**Page excerpt**
══════════

Technology was vital to pulling Africa out of poverty, President Thabo Mbeki said at the South Africa launch of the the New Partnership for Africa’s Development (Nepad) e-Schools demonstration project in Bushbuckridge, Mpumalanga on Tuesday.

Since Nepad approved the initiative in 2003, it has begun rolling out in Egypt, Ghana, Kenya, Lesotho, Mauritius, Rwanda and Uganda. It will be rolled out in another 12 countries later this year.

The ultimate aim is to extend the programme, currently in a pilot stage, to around 600 000 schools across the continent over the next 10 to 20 years.

Schools taking part in the project are equipped with a computer laboratory containing at least 20 personal computers, a server and network infrastructure, as well as peripherals such as scanners, printers and whiteboards.

“This project is helping our young ones to acquire knowledge and the capacity to use their brains to change our country and continent for the better,” Mbeki told teachers and pupils at the Maripe Secondary School on Tuesday.

South African schools to benefit from the project include Maripe, Isiphosethu High in KwaZulu-Natal, Kendrick Makapan in North West, Lomahasha Secondary in Mpumalanga, Thozamisa High in the Eastern Cape and Ipetleng Secondary in Free State.

The Nepad e-Africa Commission’s deputy chairperson, Henry Chaisa, said the project aimed to create a critical mass of African youngsters with the information and communication technology skills that were crucial to doing business in today’s world.

South Africa’s deputy education minister, Enver Surty, said the project was about more than providing students with computers. “It’s not only about computers,” Surty said. “We need to re-skill our teachers so that the skills can filter down to the learners.”

══════════

**Provided material**
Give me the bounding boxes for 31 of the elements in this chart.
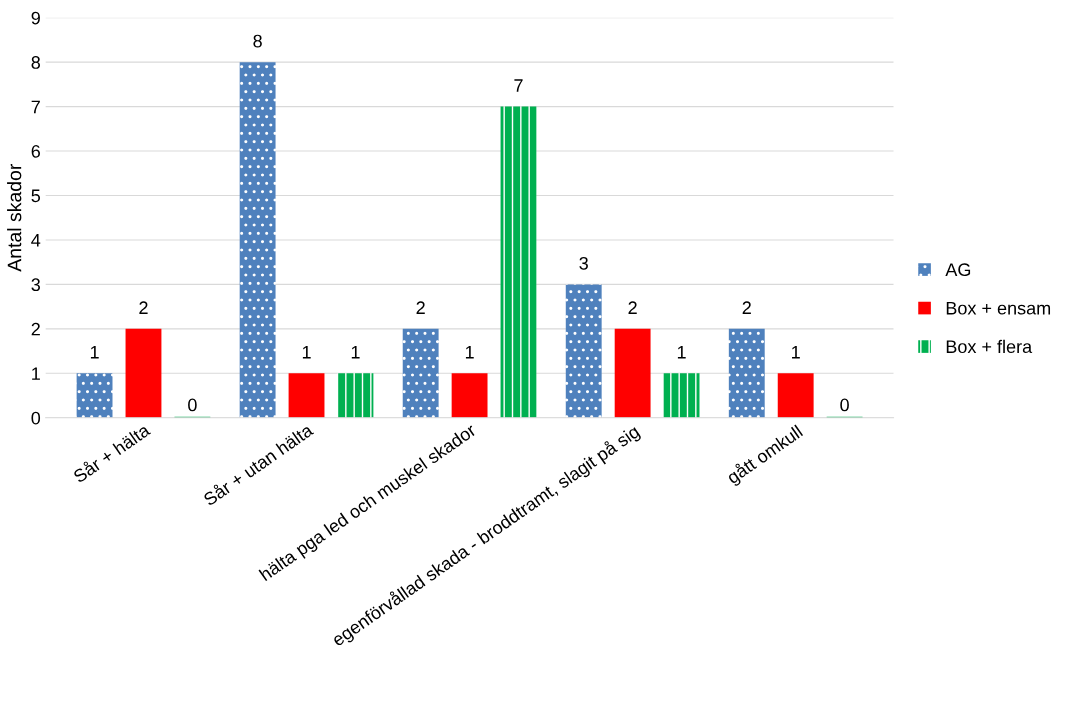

══════════

**Aim 1**
Rewrite the part of the Nepad e-Schools article from "Since Nepad approved" up to and including "to 20 years.", putting "trial" in place of "pilot".
**Aim 2**
According to the Nepad e-Schools article, in which countries has the initiative already begun rolling out? List them all.

**Answer 1**
Since Nepad approved the initiative in 2003, it has begun rolling out in Egypt, Ghana, Kenya, Lesotho, Mauritius, Rwanda and Uganda. It will be rolled out in another 12 countries later this year.

The ultimate aim is to extend the programme, currently in a trial stage, to around 600 000 schools across the continent over the next 10 to 20 years.

**Answer 2**
Egypt, Ghana, Kenya, Lesotho, Mauritius, Rwanda, Uganda